▶ Brief: Select all lines holding the word "shigelloides" from the entries that follow.

▶ Available data:
+===+

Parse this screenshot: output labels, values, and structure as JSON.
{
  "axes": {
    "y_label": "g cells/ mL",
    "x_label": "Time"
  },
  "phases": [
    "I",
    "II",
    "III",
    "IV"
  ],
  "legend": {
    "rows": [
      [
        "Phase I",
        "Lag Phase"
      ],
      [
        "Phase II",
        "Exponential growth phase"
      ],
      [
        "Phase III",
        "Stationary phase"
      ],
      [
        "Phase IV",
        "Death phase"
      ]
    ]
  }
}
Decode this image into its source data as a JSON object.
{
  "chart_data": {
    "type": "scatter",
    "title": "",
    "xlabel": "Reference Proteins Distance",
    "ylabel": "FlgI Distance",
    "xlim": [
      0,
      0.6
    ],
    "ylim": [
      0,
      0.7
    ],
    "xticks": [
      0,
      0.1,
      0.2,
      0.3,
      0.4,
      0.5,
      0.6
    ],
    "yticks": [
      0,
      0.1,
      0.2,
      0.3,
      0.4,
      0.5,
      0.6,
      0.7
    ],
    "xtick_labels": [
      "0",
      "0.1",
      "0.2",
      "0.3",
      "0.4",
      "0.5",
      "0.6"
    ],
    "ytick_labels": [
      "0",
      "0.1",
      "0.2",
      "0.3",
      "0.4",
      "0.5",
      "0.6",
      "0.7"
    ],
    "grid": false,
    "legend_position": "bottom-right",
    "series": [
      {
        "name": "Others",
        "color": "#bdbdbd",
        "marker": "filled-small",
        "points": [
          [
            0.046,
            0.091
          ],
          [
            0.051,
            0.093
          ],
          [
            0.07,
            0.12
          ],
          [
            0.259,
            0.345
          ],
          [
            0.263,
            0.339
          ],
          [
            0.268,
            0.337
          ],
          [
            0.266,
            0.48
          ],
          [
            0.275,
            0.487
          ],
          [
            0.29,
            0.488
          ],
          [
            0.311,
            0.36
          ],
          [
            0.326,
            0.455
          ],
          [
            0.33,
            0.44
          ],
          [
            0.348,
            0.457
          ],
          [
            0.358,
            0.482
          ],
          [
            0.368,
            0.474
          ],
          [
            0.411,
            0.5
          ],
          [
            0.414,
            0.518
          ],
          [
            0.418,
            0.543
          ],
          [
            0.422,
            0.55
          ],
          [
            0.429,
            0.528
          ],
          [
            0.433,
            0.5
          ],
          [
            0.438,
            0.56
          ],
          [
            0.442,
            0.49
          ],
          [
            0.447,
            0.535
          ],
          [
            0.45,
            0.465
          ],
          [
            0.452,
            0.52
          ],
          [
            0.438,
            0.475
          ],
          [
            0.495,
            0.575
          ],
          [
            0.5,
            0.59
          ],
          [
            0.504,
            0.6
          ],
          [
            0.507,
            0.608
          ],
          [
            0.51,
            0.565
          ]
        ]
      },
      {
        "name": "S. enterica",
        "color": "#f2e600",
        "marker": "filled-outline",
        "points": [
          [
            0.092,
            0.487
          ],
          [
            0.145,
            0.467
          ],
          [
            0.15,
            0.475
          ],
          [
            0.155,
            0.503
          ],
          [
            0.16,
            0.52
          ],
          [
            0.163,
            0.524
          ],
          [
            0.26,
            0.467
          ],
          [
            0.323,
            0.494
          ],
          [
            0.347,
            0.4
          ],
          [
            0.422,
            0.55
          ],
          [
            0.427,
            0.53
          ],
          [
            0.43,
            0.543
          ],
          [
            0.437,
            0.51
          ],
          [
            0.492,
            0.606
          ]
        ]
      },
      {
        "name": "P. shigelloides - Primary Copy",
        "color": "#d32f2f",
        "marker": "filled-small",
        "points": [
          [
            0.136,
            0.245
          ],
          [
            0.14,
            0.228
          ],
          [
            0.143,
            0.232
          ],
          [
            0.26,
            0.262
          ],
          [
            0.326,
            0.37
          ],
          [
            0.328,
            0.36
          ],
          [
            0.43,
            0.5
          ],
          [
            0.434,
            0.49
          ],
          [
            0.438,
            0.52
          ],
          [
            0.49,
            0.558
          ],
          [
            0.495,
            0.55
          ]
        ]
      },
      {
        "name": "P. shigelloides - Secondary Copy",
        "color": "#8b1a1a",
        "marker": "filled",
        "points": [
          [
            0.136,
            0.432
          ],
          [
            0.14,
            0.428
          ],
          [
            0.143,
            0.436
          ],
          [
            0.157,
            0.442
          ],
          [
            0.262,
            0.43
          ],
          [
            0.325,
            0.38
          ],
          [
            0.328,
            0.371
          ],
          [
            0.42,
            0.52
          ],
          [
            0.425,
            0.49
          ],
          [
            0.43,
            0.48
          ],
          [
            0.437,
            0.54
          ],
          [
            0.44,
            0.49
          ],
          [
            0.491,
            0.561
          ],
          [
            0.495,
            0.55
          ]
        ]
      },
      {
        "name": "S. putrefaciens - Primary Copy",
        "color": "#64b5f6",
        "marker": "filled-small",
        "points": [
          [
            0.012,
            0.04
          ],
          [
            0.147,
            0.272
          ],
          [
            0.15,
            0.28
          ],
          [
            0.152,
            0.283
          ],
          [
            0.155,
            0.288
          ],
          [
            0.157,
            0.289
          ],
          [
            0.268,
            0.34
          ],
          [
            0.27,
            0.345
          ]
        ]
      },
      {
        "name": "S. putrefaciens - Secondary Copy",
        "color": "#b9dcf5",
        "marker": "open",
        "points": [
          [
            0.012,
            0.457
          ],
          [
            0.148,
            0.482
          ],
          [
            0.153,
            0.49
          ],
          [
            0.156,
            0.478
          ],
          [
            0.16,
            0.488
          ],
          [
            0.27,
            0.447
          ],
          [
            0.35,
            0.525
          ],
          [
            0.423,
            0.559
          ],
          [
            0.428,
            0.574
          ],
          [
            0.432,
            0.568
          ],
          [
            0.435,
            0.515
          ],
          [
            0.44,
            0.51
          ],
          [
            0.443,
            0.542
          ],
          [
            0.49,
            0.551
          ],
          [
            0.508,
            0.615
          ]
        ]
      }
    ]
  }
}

+===+

▶ Solution for this exercise:
        "name": "P. shigelloides - Primary Copy",
        "name": "P. shigelloides - Secondary Copy",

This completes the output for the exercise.